Dataset entries:
— begin —
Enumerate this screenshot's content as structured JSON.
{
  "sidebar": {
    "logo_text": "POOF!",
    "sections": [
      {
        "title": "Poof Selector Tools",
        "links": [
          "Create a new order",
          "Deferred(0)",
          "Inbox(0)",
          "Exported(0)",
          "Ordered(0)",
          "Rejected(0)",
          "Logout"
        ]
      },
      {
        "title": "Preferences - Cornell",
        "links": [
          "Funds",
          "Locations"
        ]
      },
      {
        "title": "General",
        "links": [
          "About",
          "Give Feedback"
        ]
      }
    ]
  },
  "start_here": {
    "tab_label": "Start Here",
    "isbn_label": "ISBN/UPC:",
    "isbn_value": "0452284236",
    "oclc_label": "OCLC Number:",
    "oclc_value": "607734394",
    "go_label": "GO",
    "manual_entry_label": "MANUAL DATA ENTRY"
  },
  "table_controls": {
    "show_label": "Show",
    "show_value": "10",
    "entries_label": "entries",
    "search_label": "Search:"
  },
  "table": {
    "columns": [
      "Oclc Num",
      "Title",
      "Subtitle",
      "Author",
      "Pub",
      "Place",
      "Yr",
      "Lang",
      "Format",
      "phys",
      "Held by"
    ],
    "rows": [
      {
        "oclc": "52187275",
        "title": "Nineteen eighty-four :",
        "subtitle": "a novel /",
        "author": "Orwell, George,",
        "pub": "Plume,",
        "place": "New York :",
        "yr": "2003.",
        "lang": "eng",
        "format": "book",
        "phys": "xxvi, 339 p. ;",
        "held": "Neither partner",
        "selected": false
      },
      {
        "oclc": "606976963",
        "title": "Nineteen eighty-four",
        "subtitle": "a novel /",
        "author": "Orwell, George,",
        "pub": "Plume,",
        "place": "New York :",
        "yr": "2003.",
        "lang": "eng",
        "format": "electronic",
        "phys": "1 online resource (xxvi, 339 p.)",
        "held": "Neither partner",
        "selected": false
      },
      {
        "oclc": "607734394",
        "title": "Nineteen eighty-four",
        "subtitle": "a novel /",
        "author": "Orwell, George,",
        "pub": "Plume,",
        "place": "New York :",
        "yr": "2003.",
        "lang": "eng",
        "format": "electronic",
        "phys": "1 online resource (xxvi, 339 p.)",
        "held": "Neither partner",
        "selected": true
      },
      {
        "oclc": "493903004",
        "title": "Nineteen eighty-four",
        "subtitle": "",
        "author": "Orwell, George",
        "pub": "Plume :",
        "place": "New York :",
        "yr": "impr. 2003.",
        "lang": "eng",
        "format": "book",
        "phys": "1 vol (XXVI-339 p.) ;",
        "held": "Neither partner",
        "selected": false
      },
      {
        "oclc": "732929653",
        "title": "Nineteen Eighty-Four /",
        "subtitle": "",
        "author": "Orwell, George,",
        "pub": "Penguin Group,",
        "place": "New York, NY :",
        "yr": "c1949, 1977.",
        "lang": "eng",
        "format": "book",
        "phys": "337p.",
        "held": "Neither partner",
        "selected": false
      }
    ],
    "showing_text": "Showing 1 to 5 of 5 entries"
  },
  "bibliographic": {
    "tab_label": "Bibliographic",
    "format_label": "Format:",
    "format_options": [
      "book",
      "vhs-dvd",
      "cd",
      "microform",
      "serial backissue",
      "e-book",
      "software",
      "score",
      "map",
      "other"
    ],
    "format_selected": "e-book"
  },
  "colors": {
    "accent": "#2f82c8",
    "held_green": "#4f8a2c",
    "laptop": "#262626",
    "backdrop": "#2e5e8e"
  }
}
— end —
▶ Stated problem:
All of the data needs to be reproduced exactly, with no line missing.

▶ Written reply:
Enumerate this screenshot's content as structured JSON.
{
  "sidebar": {
    "logo_text": "POOF!",
    "sections": [
      {
        "title": "Poof Selector Tools",
        "links": [
          "Create a new order",
          "Deferred(0)",
          "Inbox(0)",
          "Exported(0)",
          "Ordered(0)",
          "Rejected(0)",
          "Logout"
        ]
      },
      {
        "title": "Preferences - Cornell",
        "links": [
          "Funds",
          "Locations"
        ]
      },
      {
        "title": "General",
        "links": [
          "About",
          "Give Feedback"
        ]
      }
    ]
  },
  "start_here": {
    "tab_label": "Start Here",
    "isbn_label": "ISBN/UPC:",
    "isbn_value": "0452284236",
    "oclc_label": "OCLC Number:",
    "oclc_value": "607734394",
    "go_label": "GO",
    "manual_entry_label": "MANUAL DATA ENTRY"
  },
  "table_controls": {
    "show_label": "Show",
    "show_value": "10",
    "entries_label": "entries",
    "search_label": "Search:"
  },
  "table": {
    "columns": [
      "Oclc Num",
      "Title",
      "Subtitle",
      "Author",
      "Pub",
      "Place",
      "Yr",
      "Lang",
      "Format",
      "phys",
      "Held by"
    ],
    "rows": [
      {
        "oclc": "52187275",
        "title": "Nineteen eighty-four :",
        "subtitle": "a novel /",
        "author": "Orwell, George,",
        "pub": "Plume,",
        "place": "New York :",
        "yr": "2003.",
        "lang": "eng",
        "format": "book",
        "phys": "xxvi, 339 p. ;",
        "held": "Neither partner",
        "selected": false
      },
      {
        "oclc": "606976963",
        "title": "Nineteen eighty-four",
        "subtitle": "a novel /",
        "author": "Orwell, George,",
        "pub": "Plume,",
        "place": "New York :",
        "yr": "2003.",
        "lang": "eng",
        "format": "electronic",
        "phys": "1 online resource (xxvi, 339 p.)",
        "held": "Neither partner",
        "selected": false
      },
      {
        "oclc": "607734394",
        "title": "Nineteen eighty-four",
        "subtitle": "a novel /",
        "author": "Orwell, George,",
        "pub": "Plume,",
        "place": "New York :",
        "yr": "2003.",
        "lang": "eng",
        "format": "electronic",
        "phys": "1 online resource (xxvi, 339 p.)",
        "held": "Neither partner",
        "selected": true
      },
      {
        "oclc": "493903004",
        "title": "Nineteen eighty-four",
        "subtitle": "",
        "author": "Orwell, George",
        "pub": "Plume :",
        "place": "New York :",
        "yr": "impr. 2003.",
        "lang": "eng",
        "format": "book",
        "phys": "1 vol (XXVI-339 p.) ;",
        "held": "Neither partner",
        "selected": false
      },
      {
        "oclc": "732929653",
        "title": "Nineteen Eighty-Four /",
        "subtitle": "",
        "author": "Orwell, George,",
        "pub": "Penguin Group,",
        "place": "New York, NY :",
        "yr": "c1949, 1977.",
        "lang": "eng",
        "format": "book",
        "phys": "337p.",
        "held": "Neither partner",
        "selected": false
      }
    ],
    "showing_text": "Showing 1 to 5 of 5 entries"
  },
  "bibliographic": {
    "tab_label": "Bibliographic",
    "format_label": "Format:",
    "format_options": [
      "book",
      "vhs-dvd",
      "cd",
      "microform",
      "serial backissue",
      "e-book",
      "software",
      "score",
      "map",
      "other"
    ],
    "format_selected": "e-book"
  },
  "colors": {
    "accent": "#2f82c8",
    "held_green": "#4f8a2c",
    "laptop": "#262626",
    "backdrop": "#2e5e8e"
  }
}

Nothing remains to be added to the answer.